> **DESCRIPTION OF THE TASK**: Format every line of the items below as a numbered list, skipping blank lines and leaving out the pictures.

> **ROWS**:
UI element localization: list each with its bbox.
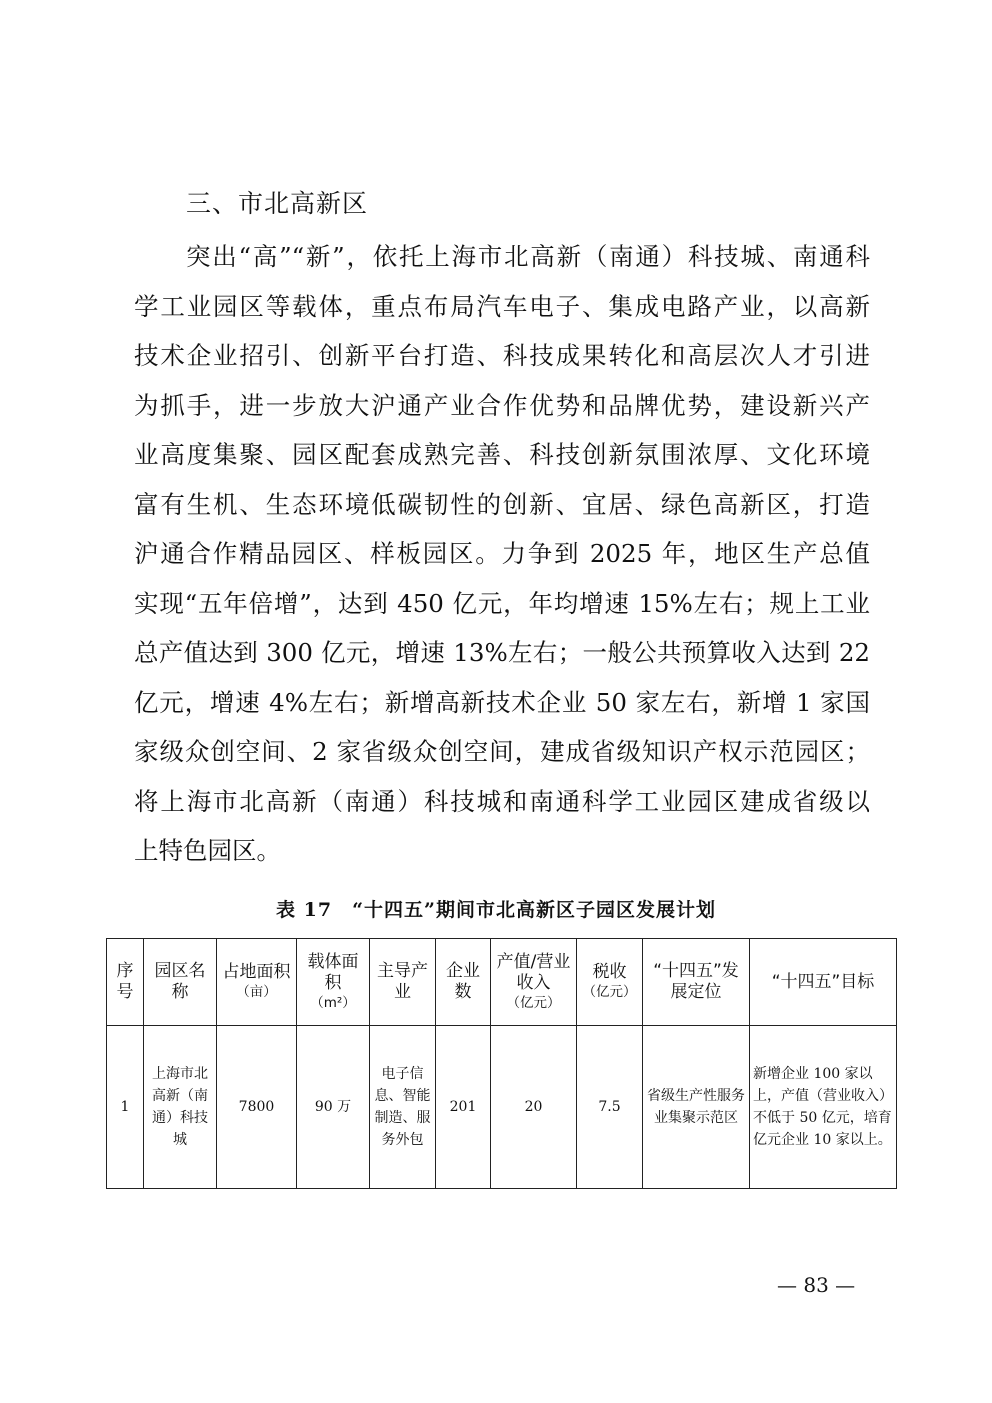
page-number: — 83 —	[777, 1273, 856, 1297]
header-label: 占地面积	[222, 962, 291, 982]
section-heading: 三、市北高新区	[186, 189, 369, 218]
header-tax	[577, 939, 643, 1026]
cell-revenue: 20	[491, 1026, 577, 1189]
header-park-name	[144, 939, 217, 1026]
cell-positioning: 省级生产性服务业集聚示范区	[643, 1026, 750, 1189]
body-paragraph	[134, 232, 870, 876]
header-unit: （m²）	[310, 994, 356, 1011]
paragraph-line: 实现“五年倍增”，达到 450 亿元，年均增速 15%左右；规上工业	[134, 588, 870, 618]
header-land-area	[217, 939, 297, 1026]
header-enterprise-count	[436, 939, 491, 1026]
table-header-row	[107, 939, 897, 1026]
cell-carrier-area: 90 万	[297, 1026, 370, 1189]
header-positioning	[643, 939, 750, 1026]
header-label: 主导产业	[377, 961, 428, 1002]
header-label: 序号	[116, 961, 134, 1002]
paragraph-line: 家级众创空间、2 家省级众创空间，建成省级知识产权示范园区；	[134, 737, 870, 766]
header-label: “十四五”目标	[771, 971, 875, 992]
paragraph-line: 富有生机、生态环境低碳韧性的创新、宜居、绿色高新区，打造	[134, 489, 870, 519]
paragraph-line: 业高度集聚、园区配套成熟完善、科技创新氛围浓厚、文化环境	[134, 440, 870, 469]
paragraph-line: 将上海市北高新（南通）科技城和南通科学工业园区建成省级以	[134, 786, 870, 816]
paragraph-line: 突出“高”“新”，依托上海市北高新（南通）科技城、南通科	[186, 242, 870, 271]
paragraph-line: 学工业园区等载体，重点布局汽车电子、集成电路产业，以高新	[134, 291, 870, 321]
paragraph-line: 亿元，增速 4%左右；新增高新技术企业 50 家左右，新增 1 家国	[134, 687, 870, 717]
header-label: 园区名称	[154, 961, 206, 1002]
development-plan-table	[106, 938, 897, 1189]
header-leading-industry	[370, 939, 436, 1026]
cell-land-area: 7800	[217, 1026, 297, 1189]
cell-target: 新增企业 100 家以上，产值（营业收入）不低于 50 亿元，培育亿元企业 10 家以上。	[750, 1026, 897, 1189]
table-caption: 表 17 “十四五”期间市北高新区子园区发展计划	[276, 899, 716, 921]
paragraph-line: 总产值达到 300 亿元，增速 13%左右；一般公共预算收入达到 22	[134, 638, 870, 667]
table-row	[107, 1026, 897, 1189]
header-index	[107, 939, 144, 1026]
cell-index: 1	[107, 1026, 144, 1189]
paragraph-line: 上特色园区。	[134, 836, 281, 865]
header-label: 企业数	[446, 961, 480, 1002]
header-label: 税收	[592, 962, 627, 982]
header-revenue	[491, 939, 577, 1026]
paragraph-line: 为抓手，进一步放大沪通产业合作优势和品牌优势，建设新兴产	[134, 390, 870, 420]
cell-park-name: 上海市北高新（南通）科技城	[144, 1026, 217, 1189]
header-label: 产值/营业收入	[496, 951, 571, 993]
header-target	[750, 939, 897, 1026]
header-label: 载体面积	[307, 951, 359, 993]
header-unit: （亿元）	[582, 984, 637, 1000]
header-unit: （亩）	[236, 984, 277, 1000]
cell-enterprise-count: 201	[436, 1026, 491, 1189]
header-unit: （亿元）	[506, 994, 561, 1011]
header-carrier-area	[297, 939, 370, 1026]
paragraph-line: 沪通合作精品园区、样板园区。力争到 2025 年，地区生产总值	[134, 539, 870, 568]
header-label: “十四五”发展定位	[653, 961, 739, 1002]
paragraph-line: 技术企业招引、创新平台打造、科技成果转化和高层次人才引进	[134, 341, 870, 370]
cell-tax: 7.5	[577, 1026, 643, 1189]
cell-leading-industry: 电子信息、智能制造、服务外包	[370, 1026, 436, 1189]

> **ANSWER IN FULL**:
1. UI element localization: list each with its bbox.
2. page-number: — 83 —	[777, 1273, 856, 1297]
3. header-label: 占地面积	[222, 962, 291, 982]
4. section-heading: 三、市北高新区	[186, 189, 369, 218]
5. header-tax	[577, 939, 643, 1026]
6. cell-revenue: 20	[491, 1026, 577, 1189]
7. header-park-name	[144, 939, 217, 1026]
8. cell-positioning: 省级生产性服务业集聚示范区	[643, 1026, 750, 1189]
9. body-paragraph	[134, 232, 870, 876]
10. header-unit: （m²）	[310, 994, 356, 1011]
11. paragraph-line: 实现“五年倍增”，达到 450 亿元，年均增速 15%左右；规上工业	[134, 588, 870, 618]
12. header-land-area	[217, 939, 297, 1026]
13. header-enterprise-count	[436, 939, 491, 1026]
14. table-header-row	[107, 939, 897, 1026]
15. cell-carrier-area: 90 万	[297, 1026, 370, 1189]
16. header-positioning	[643, 939, 750, 1026]
17. header-label: 主导产业	[377, 961, 428, 1002]
18. header-label: 序号	[116, 961, 134, 1002]
19. paragraph-line: 家级众创空间、2 家省级众创空间，建成省级知识产权示范园区；	[134, 737, 870, 766]
20. header-label: “十四五”目标	[771, 971, 875, 992]
21. paragraph-line: 富有生机、生态环境低碳韧性的创新、宜居、绿色高新区，打造	[134, 489, 870, 519]
22. paragraph-line: 业高度集聚、园区配套成熟完善、科技创新氛围浓厚、文化环境	[134, 440, 870, 469]
23. paragraph-line: 将上海市北高新（南通）科技城和南通科学工业园区建成省级以	[134, 786, 870, 816]
24. paragraph-line: 突出“高”“新”，依托上海市北高新（南通）科技城、南通科	[186, 242, 870, 271]
25. paragraph-line: 学工业园区等载体，重点布局汽车电子、集成电路产业，以高新	[134, 291, 870, 321]
26. paragraph-line: 亿元，增速 4%左右；新增高新技术企业 50 家左右，新增 1 家国	[134, 687, 870, 717]
27. header-label: 园区名称	[154, 961, 206, 1002]
28. development-plan-table	[106, 938, 897, 1189]
29. header-leading-industry	[370, 939, 436, 1026]
30. cell-land-area: 7800	[217, 1026, 297, 1189]
31. cell-target: 新增企业 100 家以上，产值（营业收入）不低于 50 亿元，培育亿元企业 10 家以上。	[750, 1026, 897, 1189]
32. table-caption: 表 17 “十四五”期间市北高新区子园区发展计划	[276, 899, 716, 921]
33. paragraph-line: 总产值达到 300 亿元，增速 13%左右；一般公共预算收入达到 22	[134, 638, 870, 667]
34. table-row	[107, 1026, 897, 1189]
35. header-index	[107, 939, 144, 1026]
36. cell-index: 1	[107, 1026, 144, 1189]
37. paragraph-line: 上特色园区。	[134, 836, 281, 865]
38. header-label: 企业数	[446, 961, 480, 1002]
39. header-label: 税收	[592, 962, 627, 982]
40. header-revenue	[491, 939, 577, 1026]
41. paragraph-line: 为抓手，进一步放大沪通产业合作优势和品牌优势，建设新兴产	[134, 390, 870, 420]
42. cell-park-name: 上海市北高新（南通）科技城	[144, 1026, 217, 1189]
43. header-label: 产值/营业收入	[496, 951, 571, 993]
44. header-target	[750, 939, 897, 1026]
45. header-label: 载体面积	[307, 951, 359, 993]
46. header-unit: （亿元）	[582, 984, 637, 1000]
47. header-unit: （亩）	[236, 984, 277, 1000]
48. cell-enterprise-count: 201	[436, 1026, 491, 1189]
49. header-unit: （亿元）	[506, 994, 561, 1011]
50. header-carrier-area	[297, 939, 370, 1026]
51. paragraph-line: 沪通合作精品园区、样板园区。力争到 2025 年，地区生产总值	[134, 539, 870, 568]
52. header-label: “十四五”发展定位	[653, 961, 739, 1002]
53. paragraph-line: 技术企业招引、创新平台打造、科技成果转化和高层次人才引进	[134, 341, 870, 370]
54. cell-tax: 7.5	[577, 1026, 643, 1189]
55. cell-leading-industry: 电子信息、智能制造、服务外包	[370, 1026, 436, 1189]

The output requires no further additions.